[OBJECTIVE]:
Copy all lines that contain the word "including".

[STORED RECORDS]:
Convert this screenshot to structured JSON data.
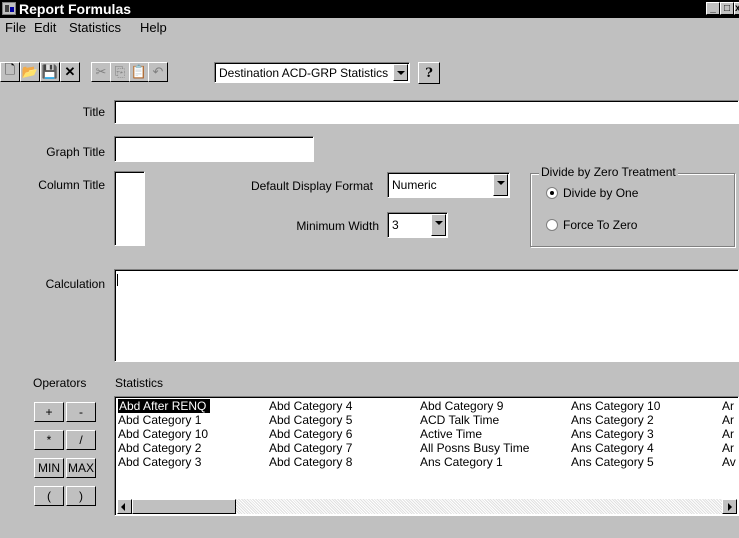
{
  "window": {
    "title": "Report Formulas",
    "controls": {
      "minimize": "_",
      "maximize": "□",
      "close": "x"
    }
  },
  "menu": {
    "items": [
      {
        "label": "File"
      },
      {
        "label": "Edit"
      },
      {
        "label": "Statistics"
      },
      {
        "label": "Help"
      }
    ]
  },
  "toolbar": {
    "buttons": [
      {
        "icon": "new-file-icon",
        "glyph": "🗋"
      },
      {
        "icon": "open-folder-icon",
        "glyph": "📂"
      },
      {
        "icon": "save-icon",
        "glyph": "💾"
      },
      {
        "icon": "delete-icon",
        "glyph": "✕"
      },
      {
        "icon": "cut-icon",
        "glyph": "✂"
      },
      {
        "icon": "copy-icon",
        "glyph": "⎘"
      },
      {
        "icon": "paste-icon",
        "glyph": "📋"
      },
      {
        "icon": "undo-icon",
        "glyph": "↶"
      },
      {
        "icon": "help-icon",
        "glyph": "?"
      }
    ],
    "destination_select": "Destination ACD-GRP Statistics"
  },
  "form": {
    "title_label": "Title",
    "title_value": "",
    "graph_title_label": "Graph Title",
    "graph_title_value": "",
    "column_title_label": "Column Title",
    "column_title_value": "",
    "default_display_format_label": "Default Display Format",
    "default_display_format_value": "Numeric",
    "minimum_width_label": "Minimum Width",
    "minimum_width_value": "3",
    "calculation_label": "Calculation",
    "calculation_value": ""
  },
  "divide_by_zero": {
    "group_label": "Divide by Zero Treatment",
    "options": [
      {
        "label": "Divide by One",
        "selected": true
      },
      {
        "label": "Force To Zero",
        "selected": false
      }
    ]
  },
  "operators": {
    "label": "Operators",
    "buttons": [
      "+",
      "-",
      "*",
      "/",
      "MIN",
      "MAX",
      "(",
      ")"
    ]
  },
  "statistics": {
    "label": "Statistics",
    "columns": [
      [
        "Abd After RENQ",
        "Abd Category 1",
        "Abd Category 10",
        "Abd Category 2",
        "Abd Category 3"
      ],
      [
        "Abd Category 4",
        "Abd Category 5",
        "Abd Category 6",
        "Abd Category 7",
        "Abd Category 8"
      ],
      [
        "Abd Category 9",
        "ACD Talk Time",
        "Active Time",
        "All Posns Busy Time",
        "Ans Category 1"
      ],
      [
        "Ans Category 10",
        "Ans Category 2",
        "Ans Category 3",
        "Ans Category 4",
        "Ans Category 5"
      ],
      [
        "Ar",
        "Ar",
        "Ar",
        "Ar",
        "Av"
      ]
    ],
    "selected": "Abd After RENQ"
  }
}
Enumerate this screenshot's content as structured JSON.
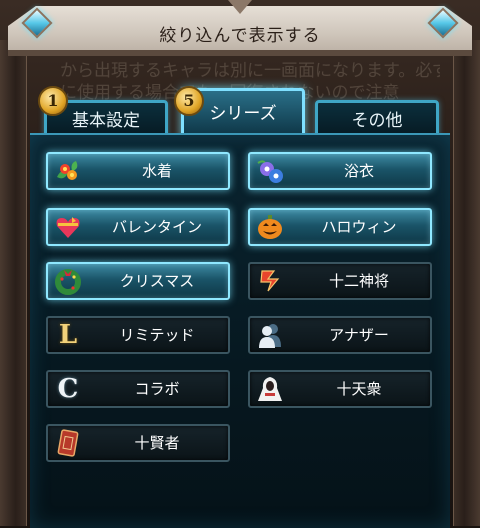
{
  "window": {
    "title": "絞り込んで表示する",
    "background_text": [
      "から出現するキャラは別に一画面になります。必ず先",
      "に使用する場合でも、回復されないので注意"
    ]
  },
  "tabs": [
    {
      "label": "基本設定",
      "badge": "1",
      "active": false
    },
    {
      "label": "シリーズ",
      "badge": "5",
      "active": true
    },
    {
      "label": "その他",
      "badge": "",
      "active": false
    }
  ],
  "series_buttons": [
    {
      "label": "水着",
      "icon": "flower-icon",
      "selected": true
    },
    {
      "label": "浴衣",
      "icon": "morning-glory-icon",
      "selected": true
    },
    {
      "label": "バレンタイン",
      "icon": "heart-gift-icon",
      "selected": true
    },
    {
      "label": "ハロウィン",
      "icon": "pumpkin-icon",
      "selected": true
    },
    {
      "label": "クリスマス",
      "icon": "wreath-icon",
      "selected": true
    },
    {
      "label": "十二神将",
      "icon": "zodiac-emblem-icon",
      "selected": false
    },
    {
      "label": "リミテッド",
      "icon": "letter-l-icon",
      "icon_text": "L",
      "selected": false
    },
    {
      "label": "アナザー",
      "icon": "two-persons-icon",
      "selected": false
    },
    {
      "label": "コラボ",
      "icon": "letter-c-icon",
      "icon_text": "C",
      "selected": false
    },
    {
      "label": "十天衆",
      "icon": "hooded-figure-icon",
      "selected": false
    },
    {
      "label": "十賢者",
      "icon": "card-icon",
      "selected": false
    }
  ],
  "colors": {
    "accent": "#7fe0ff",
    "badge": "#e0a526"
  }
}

---

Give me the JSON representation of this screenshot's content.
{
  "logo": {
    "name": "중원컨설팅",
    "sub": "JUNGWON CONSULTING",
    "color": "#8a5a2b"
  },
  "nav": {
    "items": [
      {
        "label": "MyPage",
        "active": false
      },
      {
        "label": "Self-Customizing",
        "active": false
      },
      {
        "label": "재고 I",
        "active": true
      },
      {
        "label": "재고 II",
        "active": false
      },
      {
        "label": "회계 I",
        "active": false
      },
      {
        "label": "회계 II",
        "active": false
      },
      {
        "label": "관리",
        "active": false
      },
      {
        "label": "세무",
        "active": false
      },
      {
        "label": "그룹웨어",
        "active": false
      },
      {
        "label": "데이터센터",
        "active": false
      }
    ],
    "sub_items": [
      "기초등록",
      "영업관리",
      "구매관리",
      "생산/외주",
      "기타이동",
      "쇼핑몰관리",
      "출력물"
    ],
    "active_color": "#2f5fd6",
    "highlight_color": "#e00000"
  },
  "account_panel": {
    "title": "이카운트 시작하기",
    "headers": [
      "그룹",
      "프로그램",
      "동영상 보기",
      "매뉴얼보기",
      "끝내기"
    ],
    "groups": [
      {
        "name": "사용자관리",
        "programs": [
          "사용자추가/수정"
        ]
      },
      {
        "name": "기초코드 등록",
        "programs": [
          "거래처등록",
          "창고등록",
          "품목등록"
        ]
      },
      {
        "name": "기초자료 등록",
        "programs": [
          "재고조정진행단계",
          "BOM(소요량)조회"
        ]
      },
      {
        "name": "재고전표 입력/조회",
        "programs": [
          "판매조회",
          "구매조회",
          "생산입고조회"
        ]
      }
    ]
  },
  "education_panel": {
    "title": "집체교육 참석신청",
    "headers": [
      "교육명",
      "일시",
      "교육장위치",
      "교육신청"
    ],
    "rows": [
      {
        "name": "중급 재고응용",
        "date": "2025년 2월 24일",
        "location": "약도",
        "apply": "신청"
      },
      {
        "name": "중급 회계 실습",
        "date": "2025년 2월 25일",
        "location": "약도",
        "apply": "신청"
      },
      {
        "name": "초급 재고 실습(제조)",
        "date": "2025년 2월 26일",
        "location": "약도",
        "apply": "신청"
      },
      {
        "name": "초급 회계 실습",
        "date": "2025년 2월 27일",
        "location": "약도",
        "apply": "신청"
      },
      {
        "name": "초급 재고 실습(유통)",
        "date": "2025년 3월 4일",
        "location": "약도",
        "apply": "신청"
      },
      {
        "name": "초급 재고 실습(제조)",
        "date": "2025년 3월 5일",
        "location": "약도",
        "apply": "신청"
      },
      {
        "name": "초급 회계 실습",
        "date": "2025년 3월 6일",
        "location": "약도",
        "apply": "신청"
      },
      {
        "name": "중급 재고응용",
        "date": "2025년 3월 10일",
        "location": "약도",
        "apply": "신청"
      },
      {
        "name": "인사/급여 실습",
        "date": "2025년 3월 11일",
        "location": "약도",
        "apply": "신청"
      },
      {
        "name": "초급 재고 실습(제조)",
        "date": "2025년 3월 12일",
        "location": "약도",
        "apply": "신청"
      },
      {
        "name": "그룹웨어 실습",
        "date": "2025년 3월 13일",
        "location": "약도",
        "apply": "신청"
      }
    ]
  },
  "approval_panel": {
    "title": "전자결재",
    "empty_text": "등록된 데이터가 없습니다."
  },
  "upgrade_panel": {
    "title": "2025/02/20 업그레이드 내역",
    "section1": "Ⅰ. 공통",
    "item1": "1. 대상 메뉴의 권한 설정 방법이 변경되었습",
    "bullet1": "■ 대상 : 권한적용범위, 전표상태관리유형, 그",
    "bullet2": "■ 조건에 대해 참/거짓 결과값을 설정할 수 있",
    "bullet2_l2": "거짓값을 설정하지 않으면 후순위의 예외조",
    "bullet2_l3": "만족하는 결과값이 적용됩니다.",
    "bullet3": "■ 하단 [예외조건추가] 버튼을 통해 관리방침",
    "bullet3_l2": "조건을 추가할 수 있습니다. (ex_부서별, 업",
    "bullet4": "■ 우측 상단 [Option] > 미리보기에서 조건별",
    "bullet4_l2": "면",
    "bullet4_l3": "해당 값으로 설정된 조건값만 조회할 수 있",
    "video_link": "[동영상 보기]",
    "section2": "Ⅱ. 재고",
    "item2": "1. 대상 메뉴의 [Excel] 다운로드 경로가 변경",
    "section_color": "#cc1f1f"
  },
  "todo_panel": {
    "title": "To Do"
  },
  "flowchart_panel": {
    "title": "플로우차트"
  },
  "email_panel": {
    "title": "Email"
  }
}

==

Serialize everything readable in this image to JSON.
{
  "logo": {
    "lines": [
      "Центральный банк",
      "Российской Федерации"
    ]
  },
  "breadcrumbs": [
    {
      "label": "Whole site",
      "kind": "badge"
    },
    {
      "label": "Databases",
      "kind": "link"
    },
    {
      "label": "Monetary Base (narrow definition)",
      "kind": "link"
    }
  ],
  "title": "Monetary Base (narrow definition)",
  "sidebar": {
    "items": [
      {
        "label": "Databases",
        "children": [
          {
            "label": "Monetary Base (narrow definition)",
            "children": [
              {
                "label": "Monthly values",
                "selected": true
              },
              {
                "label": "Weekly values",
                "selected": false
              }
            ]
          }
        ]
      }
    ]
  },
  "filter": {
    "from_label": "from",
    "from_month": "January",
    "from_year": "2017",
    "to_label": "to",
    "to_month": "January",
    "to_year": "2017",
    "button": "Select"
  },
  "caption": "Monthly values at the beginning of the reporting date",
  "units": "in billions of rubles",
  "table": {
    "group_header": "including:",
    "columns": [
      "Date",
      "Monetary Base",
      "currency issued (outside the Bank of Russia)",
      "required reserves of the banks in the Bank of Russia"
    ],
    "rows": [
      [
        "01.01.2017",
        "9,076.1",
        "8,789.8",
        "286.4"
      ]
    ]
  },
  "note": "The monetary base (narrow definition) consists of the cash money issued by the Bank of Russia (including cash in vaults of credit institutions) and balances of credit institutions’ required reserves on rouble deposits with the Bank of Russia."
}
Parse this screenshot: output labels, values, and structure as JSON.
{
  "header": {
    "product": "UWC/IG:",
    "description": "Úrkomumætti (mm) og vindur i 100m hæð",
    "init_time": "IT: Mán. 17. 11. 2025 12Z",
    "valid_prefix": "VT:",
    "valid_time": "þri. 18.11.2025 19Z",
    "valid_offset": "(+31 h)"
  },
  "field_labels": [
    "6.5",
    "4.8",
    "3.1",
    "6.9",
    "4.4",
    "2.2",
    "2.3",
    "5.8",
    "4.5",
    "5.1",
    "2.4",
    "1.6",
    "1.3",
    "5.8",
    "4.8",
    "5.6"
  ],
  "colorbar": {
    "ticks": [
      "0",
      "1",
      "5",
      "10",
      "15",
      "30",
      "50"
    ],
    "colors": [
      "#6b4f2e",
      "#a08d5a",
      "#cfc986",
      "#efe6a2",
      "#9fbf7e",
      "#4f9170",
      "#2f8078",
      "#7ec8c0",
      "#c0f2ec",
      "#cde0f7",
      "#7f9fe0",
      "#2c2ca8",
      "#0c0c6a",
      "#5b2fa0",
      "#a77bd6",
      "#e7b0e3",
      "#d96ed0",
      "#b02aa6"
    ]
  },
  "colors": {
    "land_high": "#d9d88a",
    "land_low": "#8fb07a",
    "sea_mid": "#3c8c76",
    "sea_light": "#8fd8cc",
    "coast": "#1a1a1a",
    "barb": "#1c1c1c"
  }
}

[RESPONSE TO THE EXERCISE]:
    "group_header": "including:",
  "note": "The monetary base (narrow definition) consists of the cash money issued by the Bank of Russia (including cash in vaults of credit institutions) and balances of credit institutions’ required reserves on rouble deposits with the Bank of Russia."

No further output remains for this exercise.